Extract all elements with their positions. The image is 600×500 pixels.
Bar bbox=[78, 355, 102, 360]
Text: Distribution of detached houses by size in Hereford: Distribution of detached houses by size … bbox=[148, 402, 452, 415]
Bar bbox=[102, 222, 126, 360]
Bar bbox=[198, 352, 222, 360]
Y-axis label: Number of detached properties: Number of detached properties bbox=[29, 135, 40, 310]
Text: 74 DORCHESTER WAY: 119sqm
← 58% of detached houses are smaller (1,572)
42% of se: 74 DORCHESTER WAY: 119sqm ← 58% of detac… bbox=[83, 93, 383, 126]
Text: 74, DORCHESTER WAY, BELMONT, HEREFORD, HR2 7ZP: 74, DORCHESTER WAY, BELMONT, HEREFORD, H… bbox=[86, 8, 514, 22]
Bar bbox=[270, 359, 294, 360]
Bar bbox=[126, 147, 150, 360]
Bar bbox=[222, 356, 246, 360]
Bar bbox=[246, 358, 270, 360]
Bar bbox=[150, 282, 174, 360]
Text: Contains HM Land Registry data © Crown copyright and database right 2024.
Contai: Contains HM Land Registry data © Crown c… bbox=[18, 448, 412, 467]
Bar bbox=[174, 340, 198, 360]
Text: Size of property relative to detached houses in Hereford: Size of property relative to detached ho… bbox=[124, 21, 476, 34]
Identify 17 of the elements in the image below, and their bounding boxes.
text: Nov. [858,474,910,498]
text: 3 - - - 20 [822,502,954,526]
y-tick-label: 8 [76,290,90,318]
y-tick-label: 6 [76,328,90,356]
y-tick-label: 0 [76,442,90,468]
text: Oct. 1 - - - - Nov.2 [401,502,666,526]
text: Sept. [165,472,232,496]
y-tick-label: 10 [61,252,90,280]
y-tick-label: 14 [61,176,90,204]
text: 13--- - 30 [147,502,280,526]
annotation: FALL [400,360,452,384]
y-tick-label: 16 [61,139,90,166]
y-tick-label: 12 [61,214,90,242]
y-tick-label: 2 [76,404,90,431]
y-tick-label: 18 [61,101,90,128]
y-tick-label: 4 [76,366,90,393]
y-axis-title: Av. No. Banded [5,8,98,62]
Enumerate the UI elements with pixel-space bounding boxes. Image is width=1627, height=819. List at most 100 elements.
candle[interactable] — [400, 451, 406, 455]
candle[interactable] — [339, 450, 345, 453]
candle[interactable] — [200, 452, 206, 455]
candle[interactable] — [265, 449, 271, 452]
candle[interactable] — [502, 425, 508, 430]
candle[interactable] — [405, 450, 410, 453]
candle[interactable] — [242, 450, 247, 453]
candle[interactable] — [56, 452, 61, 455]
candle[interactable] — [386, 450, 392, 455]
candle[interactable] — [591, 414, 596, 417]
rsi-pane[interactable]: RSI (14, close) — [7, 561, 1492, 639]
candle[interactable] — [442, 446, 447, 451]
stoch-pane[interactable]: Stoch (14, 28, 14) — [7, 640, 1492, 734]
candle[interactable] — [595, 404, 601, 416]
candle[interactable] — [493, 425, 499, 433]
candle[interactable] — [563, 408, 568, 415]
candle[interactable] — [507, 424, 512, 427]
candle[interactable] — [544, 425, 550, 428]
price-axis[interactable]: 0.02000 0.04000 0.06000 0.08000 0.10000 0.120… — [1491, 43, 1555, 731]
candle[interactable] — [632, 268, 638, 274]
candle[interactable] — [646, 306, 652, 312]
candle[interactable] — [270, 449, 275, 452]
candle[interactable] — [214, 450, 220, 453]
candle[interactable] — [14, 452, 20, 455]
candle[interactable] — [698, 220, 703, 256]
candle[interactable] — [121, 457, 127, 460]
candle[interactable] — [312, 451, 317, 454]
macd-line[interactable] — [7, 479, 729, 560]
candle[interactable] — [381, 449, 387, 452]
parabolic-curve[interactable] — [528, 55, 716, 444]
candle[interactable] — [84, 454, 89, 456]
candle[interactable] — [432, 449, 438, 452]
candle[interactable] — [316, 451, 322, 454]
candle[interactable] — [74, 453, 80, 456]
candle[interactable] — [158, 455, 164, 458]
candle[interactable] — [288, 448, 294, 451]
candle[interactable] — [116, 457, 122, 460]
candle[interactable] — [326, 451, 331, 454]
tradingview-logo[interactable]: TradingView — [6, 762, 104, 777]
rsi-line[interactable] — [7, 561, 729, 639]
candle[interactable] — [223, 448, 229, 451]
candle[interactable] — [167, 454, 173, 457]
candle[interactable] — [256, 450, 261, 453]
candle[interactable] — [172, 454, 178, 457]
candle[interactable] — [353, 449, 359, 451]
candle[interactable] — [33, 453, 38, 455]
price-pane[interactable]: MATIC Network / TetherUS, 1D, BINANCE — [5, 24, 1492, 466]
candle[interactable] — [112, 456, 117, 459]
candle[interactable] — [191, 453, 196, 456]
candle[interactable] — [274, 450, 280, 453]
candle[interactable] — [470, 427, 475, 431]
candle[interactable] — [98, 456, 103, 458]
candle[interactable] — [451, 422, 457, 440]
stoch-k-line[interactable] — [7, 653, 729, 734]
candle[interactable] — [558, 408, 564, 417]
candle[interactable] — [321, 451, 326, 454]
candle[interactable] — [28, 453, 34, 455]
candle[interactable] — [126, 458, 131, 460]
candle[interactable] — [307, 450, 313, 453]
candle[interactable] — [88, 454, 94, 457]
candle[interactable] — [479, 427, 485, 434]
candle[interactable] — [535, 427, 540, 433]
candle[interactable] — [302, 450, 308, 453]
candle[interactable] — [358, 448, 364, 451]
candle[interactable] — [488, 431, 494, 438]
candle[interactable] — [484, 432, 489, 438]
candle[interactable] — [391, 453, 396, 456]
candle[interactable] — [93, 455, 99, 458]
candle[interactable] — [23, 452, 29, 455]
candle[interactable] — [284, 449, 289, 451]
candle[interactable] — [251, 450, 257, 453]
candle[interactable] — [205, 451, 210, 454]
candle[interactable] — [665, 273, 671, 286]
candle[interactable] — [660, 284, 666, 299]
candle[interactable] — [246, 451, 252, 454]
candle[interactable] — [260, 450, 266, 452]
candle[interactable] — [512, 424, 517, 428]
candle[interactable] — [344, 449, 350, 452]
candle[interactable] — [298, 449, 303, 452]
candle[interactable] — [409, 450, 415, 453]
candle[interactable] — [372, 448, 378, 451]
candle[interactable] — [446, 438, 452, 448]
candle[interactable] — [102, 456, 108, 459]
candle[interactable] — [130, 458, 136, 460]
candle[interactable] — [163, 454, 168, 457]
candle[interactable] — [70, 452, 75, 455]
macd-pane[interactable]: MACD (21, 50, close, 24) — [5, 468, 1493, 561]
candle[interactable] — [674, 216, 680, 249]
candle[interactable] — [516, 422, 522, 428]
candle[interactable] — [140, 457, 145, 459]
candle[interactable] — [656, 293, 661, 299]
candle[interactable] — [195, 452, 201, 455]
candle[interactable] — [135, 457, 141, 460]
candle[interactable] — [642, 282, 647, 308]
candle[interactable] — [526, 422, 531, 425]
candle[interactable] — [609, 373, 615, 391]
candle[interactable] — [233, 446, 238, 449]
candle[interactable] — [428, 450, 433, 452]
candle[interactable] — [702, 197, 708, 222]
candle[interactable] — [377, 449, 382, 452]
____________
#### WHAT YOU HAVE TO DO
Copy out all of the records again, renaming "Bar" to "Column" wherever it appears. Leave everything else as it is.

#### THE RESPONSE
Extract all elements with their positions. The image is 600×500 pixels.
Column bbox=[78, 355, 102, 360]
Text: Distribution of detached houses by size in Hereford: Distribution of detached houses by size … bbox=[148, 402, 452, 415]
Column bbox=[102, 222, 126, 360]
Column bbox=[198, 352, 222, 360]
Y-axis label: Number of detached properties: Number of detached properties bbox=[29, 135, 40, 310]
Text: 74 DORCHESTER WAY: 119sqm
← 58% of detached houses are smaller (1,572)
42% of se: 74 DORCHESTER WAY: 119sqm ← 58% of detac… bbox=[83, 93, 383, 126]
Text: 74, DORCHESTER WAY, BELMONT, HEREFORD, HR2 7ZP: 74, DORCHESTER WAY, BELMONT, HEREFORD, H… bbox=[86, 8, 514, 22]
Column bbox=[270, 359, 294, 360]
Column bbox=[126, 147, 150, 360]
Column bbox=[222, 356, 246, 360]
Column bbox=[246, 358, 270, 360]
Column bbox=[150, 282, 174, 360]
Text: Contains HM Land Registry data © Crown copyright and database right 2024.
Contai: Contains HM Land Registry data © Crown c… bbox=[18, 448, 412, 467]
Column bbox=[174, 340, 198, 360]
Text: Size of property relative to detached houses in Hereford: Size of property relative to detached ho… bbox=[124, 21, 476, 34]
Identify 17 of the elements in the image below, and their bounding boxes.
text: Nov. [858,474,910,498]
text: 3 - - - 20 [822,502,954,526]
y-tick-label: 8 [76,290,90,318]
y-tick-label: 6 [76,328,90,356]
y-tick-label: 0 [76,442,90,468]
text: Oct. 1 - - - - Nov.2 [401,502,666,526]
text: Sept. [165,472,232,496]
y-tick-label: 10 [61,252,90,280]
y-tick-label: 14 [61,176,90,204]
text: 13--- - 30 [147,502,280,526]
annotation: FALL [400,360,452,384]
y-tick-label: 16 [61,139,90,166]
y-tick-label: 12 [61,214,90,242]
y-tick-label: 2 [76,404,90,431]
y-tick-label: 18 [61,101,90,128]
y-tick-label: 4 [76,366,90,393]
y-axis-title: Av. No. Banded [5,8,98,62]
Enumerate the UI elements with pixel-space bounding boxes. Image is width=1627, height=819. List at most 100 elements.
candle[interactable] — [400, 451, 406, 455]
candle[interactable] — [339, 450, 345, 453]
candle[interactable] — [200, 452, 206, 455]
candle[interactable] — [265, 449, 271, 452]
candle[interactable] — [502, 425, 508, 430]
candle[interactable] — [405, 450, 410, 453]
candle[interactable] — [242, 450, 247, 453]
candle[interactable] — [56, 452, 61, 455]
candle[interactable] — [386, 450, 392, 455]
candle[interactable] — [591, 414, 596, 417]
rsi-pane[interactable]: RSI (14, close) — [7, 561, 1492, 639]
candle[interactable] — [442, 446, 447, 451]
stoch-pane[interactable]: Stoch (14, 28, 14) — [7, 640, 1492, 734]
candle[interactable] — [595, 404, 601, 416]
candle[interactable] — [493, 425, 499, 433]
candle[interactable] — [563, 408, 568, 415]
candle[interactable] — [507, 424, 512, 427]
candle[interactable] — [544, 425, 550, 428]
price-axis[interactable]: 0.02000 0.04000 0.06000 0.08000 0.10000 0.120… — [1491, 43, 1555, 731]
candle[interactable] — [632, 268, 638, 274]
candle[interactable] — [646, 306, 652, 312]
candle[interactable] — [270, 449, 275, 452]
candle[interactable] — [214, 450, 220, 453]
candle[interactable] — [14, 452, 20, 455]
candle[interactable] — [698, 220, 703, 256]
candle[interactable] — [121, 457, 127, 460]
candle[interactable] — [312, 451, 317, 454]
macd-line[interactable] — [7, 479, 729, 560]
candle[interactable] — [381, 449, 387, 452]
parabolic-curve[interactable] — [528, 55, 716, 444]
candle[interactable] — [84, 454, 89, 456]
candle[interactable] — [432, 449, 438, 452]
candle[interactable] — [316, 451, 322, 454]
candle[interactable] — [74, 453, 80, 456]
candle[interactable] — [158, 455, 164, 458]
candle[interactable] — [288, 448, 294, 451]
candle[interactable] — [116, 457, 122, 460]
candle[interactable] — [326, 451, 331, 454]
tradingview-logo[interactable]: TradingView — [6, 762, 104, 777]
rsi-line[interactable] — [7, 561, 729, 639]
candle[interactable] — [223, 448, 229, 451]
candle[interactable] — [167, 454, 173, 457]
candle[interactable] — [256, 450, 261, 453]
candle[interactable] — [172, 454, 178, 457]
candle[interactable] — [353, 449, 359, 451]
candle[interactable] — [33, 453, 38, 455]
price-pane[interactable]: MATIC Network / TetherUS, 1D, BINANCE — [5, 24, 1492, 466]
candle[interactable] — [112, 456, 117, 459]
candle[interactable] — [191, 453, 196, 456]
candle[interactable] — [274, 450, 280, 453]
candle[interactable] — [470, 427, 475, 431]
candle[interactable] — [98, 456, 103, 458]
candle[interactable] — [451, 422, 457, 440]
stoch-k-line[interactable] — [7, 653, 729, 734]
candle[interactable] — [558, 408, 564, 417]
candle[interactable] — [321, 451, 326, 454]
candle[interactable] — [28, 453, 34, 455]
candle[interactable] — [126, 458, 131, 460]
candle[interactable] — [307, 450, 313, 453]
candle[interactable] — [88, 454, 94, 457]
candle[interactable] — [479, 427, 485, 434]
candle[interactable] — [535, 427, 540, 433]
candle[interactable] — [302, 450, 308, 453]
candle[interactable] — [358, 448, 364, 451]
candle[interactable] — [488, 431, 494, 438]
candle[interactable] — [484, 432, 489, 438]
candle[interactable] — [391, 453, 396, 456]
candle[interactable] — [93, 455, 99, 458]
candle[interactable] — [23, 452, 29, 455]
candle[interactable] — [284, 449, 289, 451]
candle[interactable] — [251, 450, 257, 453]
candle[interactable] — [205, 451, 210, 454]
candle[interactable] — [665, 273, 671, 286]
candle[interactable] — [660, 284, 666, 299]
candle[interactable] — [246, 451, 252, 454]
candle[interactable] — [260, 450, 266, 452]
candle[interactable] — [512, 424, 517, 428]
candle[interactable] — [344, 449, 350, 452]
candle[interactable] — [298, 449, 303, 452]
candle[interactable] — [409, 450, 415, 453]
candle[interactable] — [372, 448, 378, 451]
candle[interactable] — [446, 438, 452, 448]
candle[interactable] — [102, 456, 108, 459]
candle[interactable] — [130, 458, 136, 460]
candle[interactable] — [163, 454, 168, 457]
candle[interactable] — [70, 452, 75, 455]
macd-pane[interactable]: MACD (21, 50, close, 24) — [5, 468, 1493, 561]
candle[interactable] — [674, 216, 680, 249]
candle[interactable] — [516, 422, 522, 428]
candle[interactable] — [140, 457, 145, 459]
candle[interactable] — [656, 293, 661, 299]
candle[interactable] — [195, 452, 201, 455]
candle[interactable] — [135, 457, 141, 460]
candle[interactable] — [642, 282, 647, 308]
candle[interactable] — [526, 422, 531, 425]
candle[interactable] — [609, 373, 615, 391]
candle[interactable] — [233, 446, 238, 449]
candle[interactable] — [428, 450, 433, 452]
candle[interactable] — [702, 197, 708, 222]
candle[interactable] — [377, 449, 382, 452]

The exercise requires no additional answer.